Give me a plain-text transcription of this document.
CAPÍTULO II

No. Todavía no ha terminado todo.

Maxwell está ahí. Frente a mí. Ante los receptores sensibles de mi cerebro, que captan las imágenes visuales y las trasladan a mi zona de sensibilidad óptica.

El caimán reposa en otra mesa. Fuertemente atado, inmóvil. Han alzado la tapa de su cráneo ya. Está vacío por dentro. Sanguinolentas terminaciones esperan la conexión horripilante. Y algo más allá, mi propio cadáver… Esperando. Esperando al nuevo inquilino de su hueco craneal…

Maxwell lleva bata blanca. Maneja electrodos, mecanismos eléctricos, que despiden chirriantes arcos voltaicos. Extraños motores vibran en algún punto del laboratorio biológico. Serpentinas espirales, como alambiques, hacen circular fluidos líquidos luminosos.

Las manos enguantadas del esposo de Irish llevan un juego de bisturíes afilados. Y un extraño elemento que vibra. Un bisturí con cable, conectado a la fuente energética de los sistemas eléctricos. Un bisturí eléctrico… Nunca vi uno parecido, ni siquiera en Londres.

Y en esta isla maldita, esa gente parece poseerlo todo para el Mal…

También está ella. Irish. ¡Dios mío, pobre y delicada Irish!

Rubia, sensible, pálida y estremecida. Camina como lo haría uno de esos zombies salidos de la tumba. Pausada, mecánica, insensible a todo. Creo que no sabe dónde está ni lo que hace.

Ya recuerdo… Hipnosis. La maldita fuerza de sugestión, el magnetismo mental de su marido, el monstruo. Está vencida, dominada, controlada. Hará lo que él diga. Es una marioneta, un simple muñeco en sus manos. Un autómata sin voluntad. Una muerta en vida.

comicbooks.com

══════════

• ACTION ITEM
Give the whole listing again, character for character.

• SOLUTION
Give me a plain-text transcription of this document.
CAPÍTULO II

No. Todavía no ha terminado todo.

Maxwell está ahí. Frente a mí. Ante los receptores sensibles de mi cerebro, que captan las imágenes visuales y las trasladan a mi zona de sensibilidad óptica.

El caimán reposa en otra mesa. Fuertemente atado, inmóvil. Han alzado la tapa de su cráneo ya. Está vacío por dentro. Sanguinolentas terminaciones esperan la conexión horripilante. Y algo más allá, mi propio cadáver… Esperando. Esperando al nuevo inquilino de su hueco craneal…

Maxwell lleva bata blanca. Maneja electrodos, mecanismos eléctricos, que despiden chirriantes arcos voltaicos. Extraños motores vibran en algún punto del laboratorio biológico. Serpentinas espirales, como alambiques, hacen circular fluidos líquidos luminosos.

Las manos enguantadas del esposo de Irish llevan un juego de bisturíes afilados. Y un extraño elemento que vibra. Un bisturí con cable, conectado a la fuente energética de los sistemas eléctricos. Un bisturí eléctrico… Nunca vi uno parecido, ni siquiera en Londres.

Y en esta isla maldita, esa gente parece poseerlo todo para el Mal…

También está ella. Irish. ¡Dios mío, pobre y delicada Irish!

Rubia, sensible, pálida y estremecida. Camina como lo haría uno de esos zombies salidos de la tumba. Pausada, mecánica, insensible a todo. Creo que no sabe dónde está ni lo que hace.

Ya recuerdo… Hipnosis. La maldita fuerza de sugestión, el magnetismo mental de su marido, el monstruo. Está vencida, dominada, controlada. Hará lo que él diga. Es una marioneta, un simple muñeco en sus manos. Un autómata sin voluntad. Una muerta en vida.

comicbooks.com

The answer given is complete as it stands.